- _Request_
Every entry below must be repeated exactly; skip the pictures.

** Begin Raw records **

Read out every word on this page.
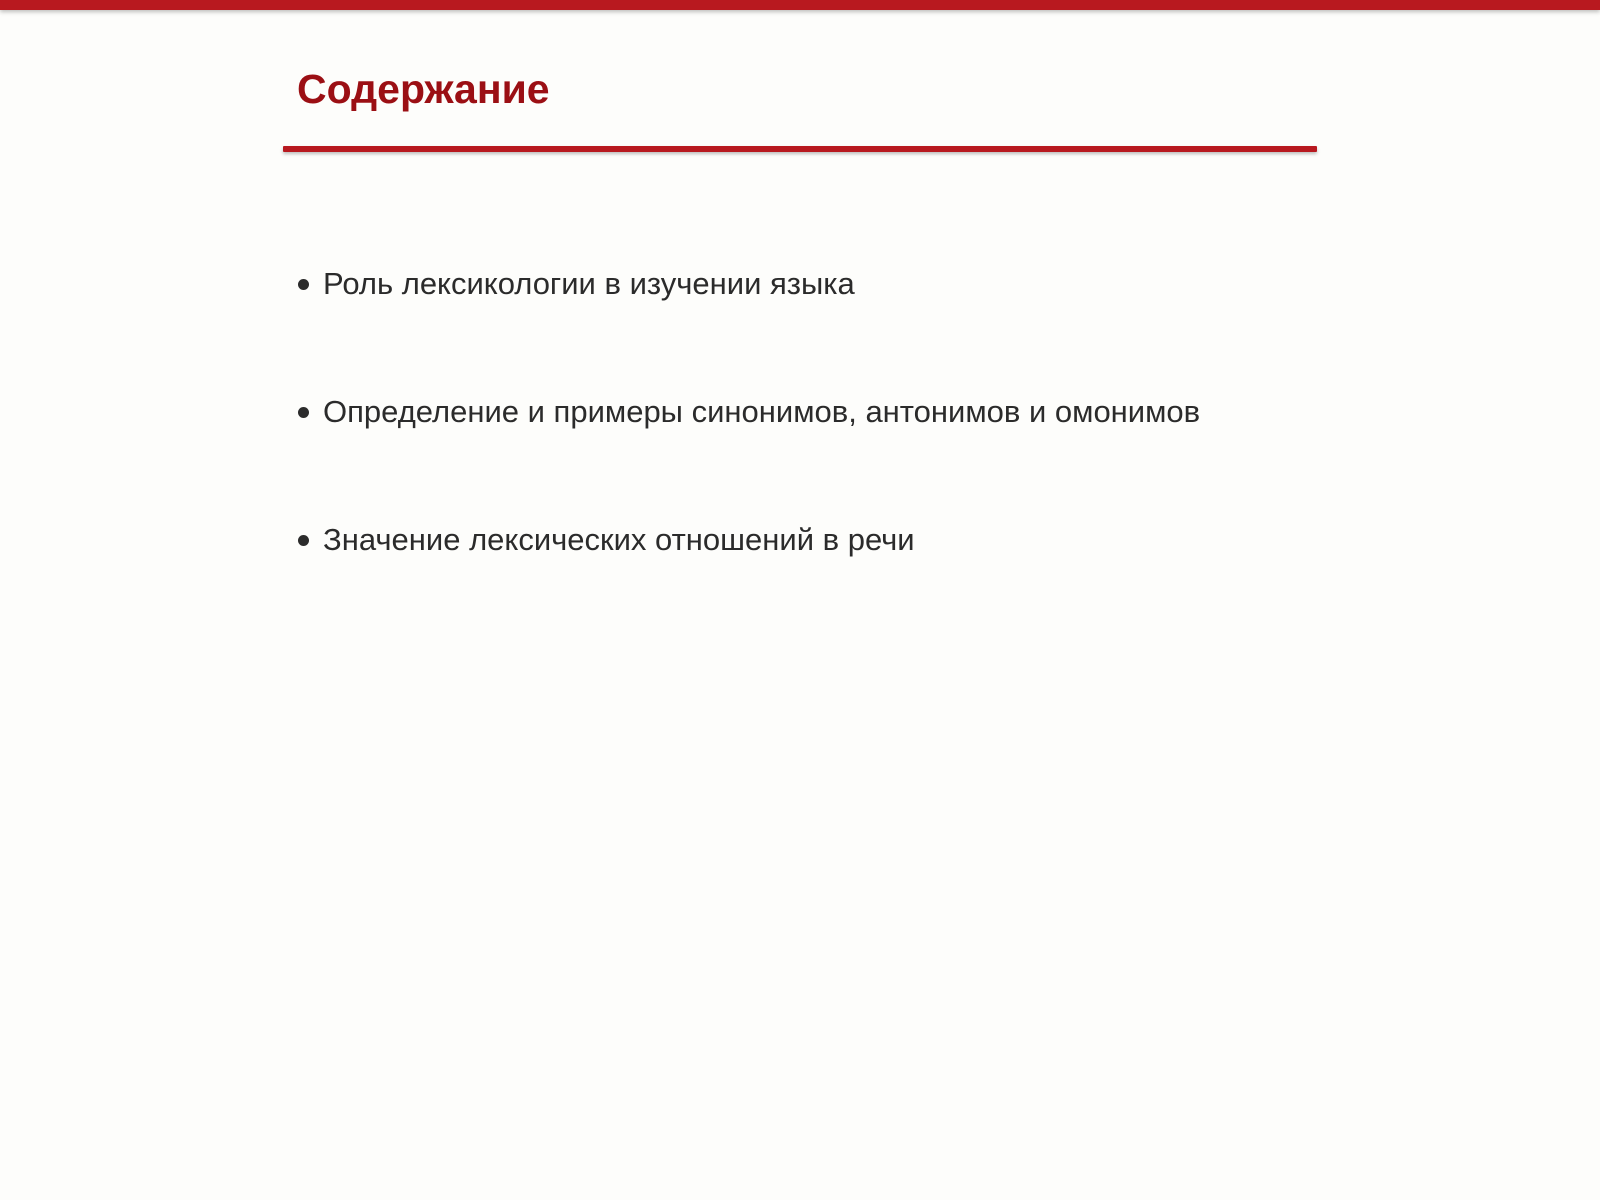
Содержание
Роль лексикологии в изучении языка
Определение и примеры синонимов, антонимов и омонимов
Значение лексических отношений в речи
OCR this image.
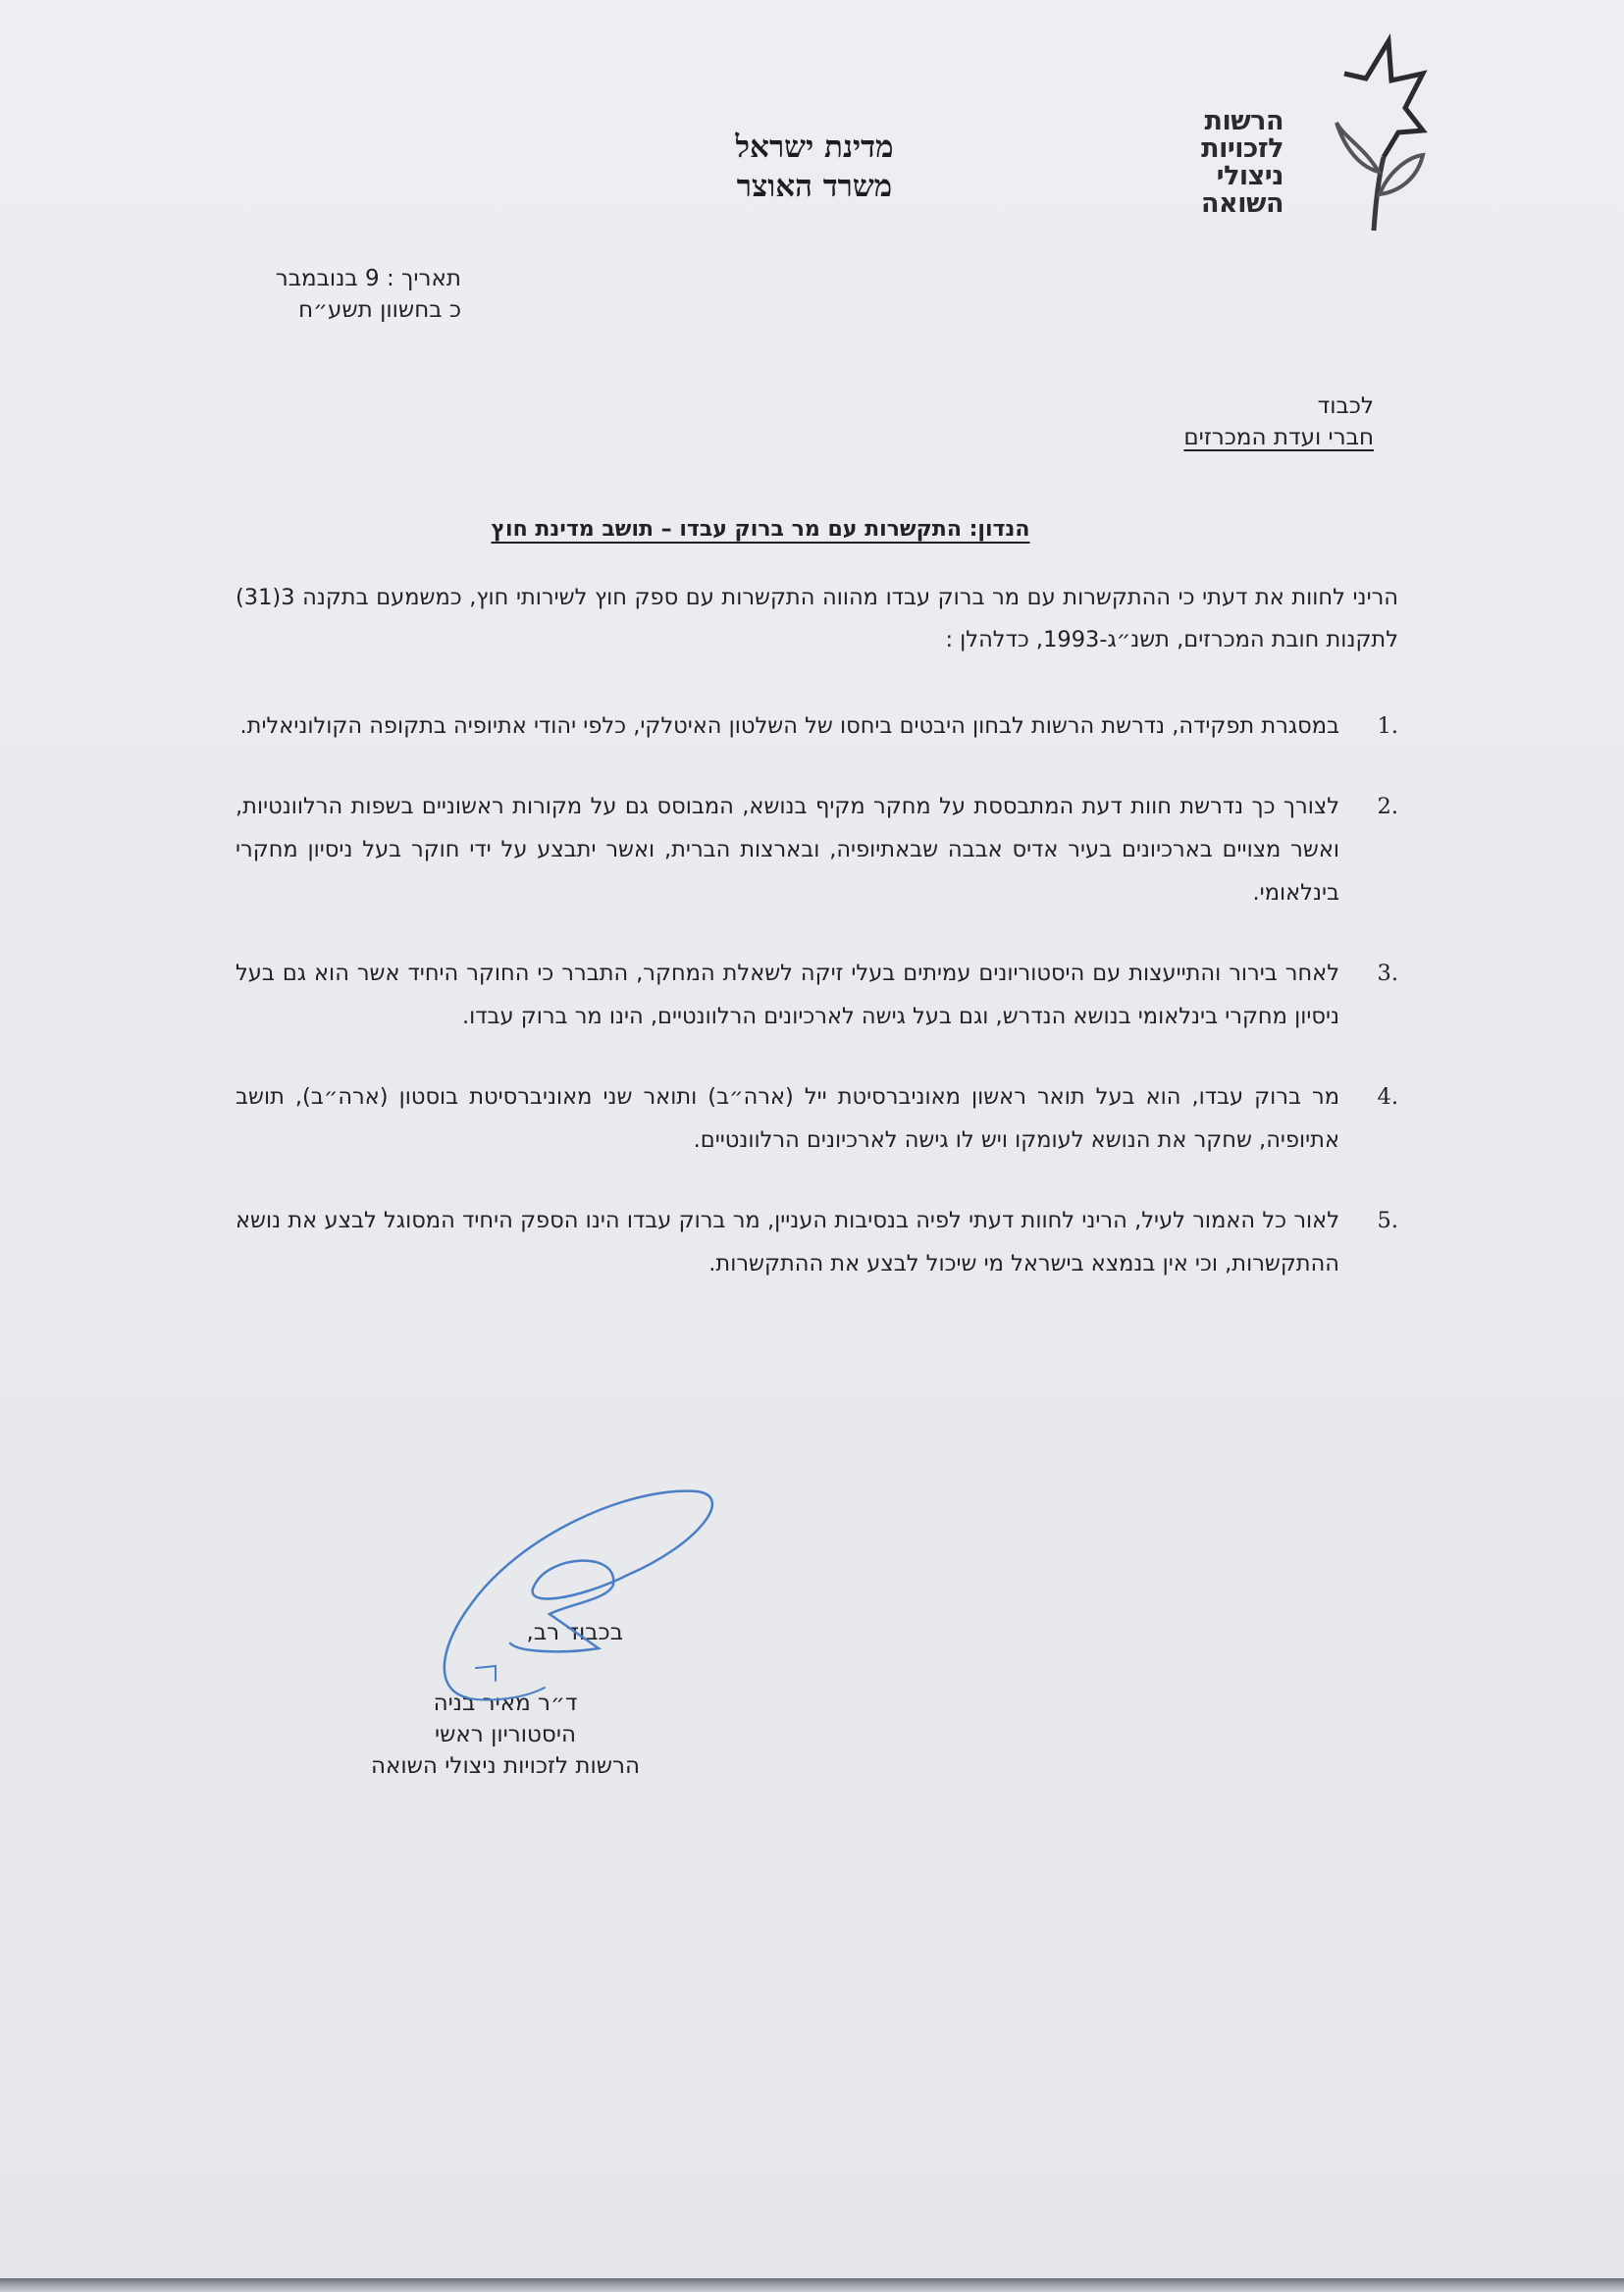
הרשות
לזכויות
ניצולי
השואה
מדינת ישראל
משרד האוצר
תאריך : 9 בנובמבר
כ בחשוון תשע״ח
לכבוד
חברי ועדת המכרזים
הנדון: התקשרות עם מר ברוק עבדו – תושב מדינת חוץ
הריני לחוות את דעתי כי ההתקשרות עם מר ברוק עבדו מהווה התקשרות עם ספק חוץ לשירותי חוץ, כמשמעם בתקנה 3(31) לתקנות חובת המכרזים, תשנ״ג-1993, כדלהלן :
1.
במסגרת תפקידה, נדרשת הרשות לבחון היבטים ביחסו של השלטון האיטלקי, כלפי יהודי אתיופיה בתקופה הקולוניאלית.
2.
לצורך כך נדרשת חוות דעת המתבססת על מחקר מקיף בנושא, המבוסס גם על מקורות ראשוניים בשפות הרלוונטיות, ואשר מצויים בארכיונים בעיר אדיס אבבה שבאתיופיה, ובארצות הברית, ואשר יתבצע על ידי חוקר בעל ניסיון מחקרי בינלאומי.
3.
לאחר בירור והתייעצות עם היסטוריונים עמיתים בעלי זיקה לשאלת המחקר, התברר כי החוקר היחיד אשר הוא גם בעל ניסיון מחקרי בינלאומי בנושא הנדרש, וגם בעל גישה לארכיונים הרלוונטיים, הינו מר ברוק עבדו.
4.
מר ברוק עבדו, הוא בעל תואר ראשון מאוניברסיטת ייל (ארה״ב) ותואר שני מאוניברסיטת בוסטון (ארה״ב), תושב אתיופיה, שחקר את הנושא לעומקו ויש לו גישה לארכיונים הרלוונטיים.
5.
לאור כל האמור לעיל, הריני לחוות דעתי לפיה בנסיבות העניין, מר ברוק עבדו הינו הספק היחיד המסוגל לבצע את נושא ההתקשרות, וכי אין בנמצא בישראל מי שיכול לבצע את ההתקשרות.
בכבוד רב,
ד״ר מאיר בניה
היסטוריון ראשי
הרשות לזכויות ניצולי השואה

** End Raw records **

- _Exercise answer_
Read out every word on this page.
Содержание
Роль лексикологии в изучении языка
Определение и примеры синонимов, антонимов и омонимов
Значение лексических отношений в речи
OCR this image.
הרשות
לזכויות
ניצולי
השואה
מדינת ישראל
משרד האוצר
תאריך : 9 בנובמבר
כ בחשוון תשע״ח
לכבוד
חברי ועדת המכרזים
הנדון: התקשרות עם מר ברוק עבדו – תושב מדינת חוץ
הריני לחוות את דעתי כי ההתקשרות עם מר ברוק עבדו מהווה התקשרות עם ספק חוץ לשירותי חוץ, כמשמעם בתקנה 3(31) לתקנות חובת המכרזים, תשנ״ג-1993, כדלהלן :
1.
במסגרת תפקידה, נדרשת הרשות לבחון היבטים ביחסו של השלטון האיטלקי, כלפי יהודי אתיופיה בתקופה הקולוניאלית.
2.
לצורך כך נדרשת חוות דעת המתבססת על מחקר מקיף בנושא, המבוסס גם על מקורות ראשוניים בשפות הרלוונטיות, ואשר מצויים בארכיונים בעיר אדיס אבבה שבאתיופיה, ובארצות הברית, ואשר יתבצע על ידי חוקר בעל ניסיון מחקרי בינלאומי.
3.
לאחר בירור והתייעצות עם היסטוריונים עמיתים בעלי זיקה לשאלת המחקר, התברר כי החוקר היחיד אשר הוא גם בעל ניסיון מחקרי בינלאומי בנושא הנדרש, וגם בעל גישה לארכיונים הרלוונטיים, הינו מר ברוק עבדו.
4.
מר ברוק עבדו, הוא בעל תואר ראשון מאוניברסיטת ייל (ארה״ב) ותואר שני מאוניברסיטת בוסטון (ארה״ב), תושב אתיופיה, שחקר את הנושא לעומקו ויש לו גישה לארכיונים הרלוונטיים.
5.
לאור כל האמור לעיל, הריני לחוות דעתי לפיה בנסיבות העניין, מר ברוק עבדו הינו הספק היחיד המסוגל לבצע את נושא ההתקשרות, וכי אין בנמצא בישראל מי שיכול לבצע את ההתקשרות.
בכבוד רב,
ד״ר מאיר בניה
היסטוריון ראשי
הרשות לזכויות ניצולי השואה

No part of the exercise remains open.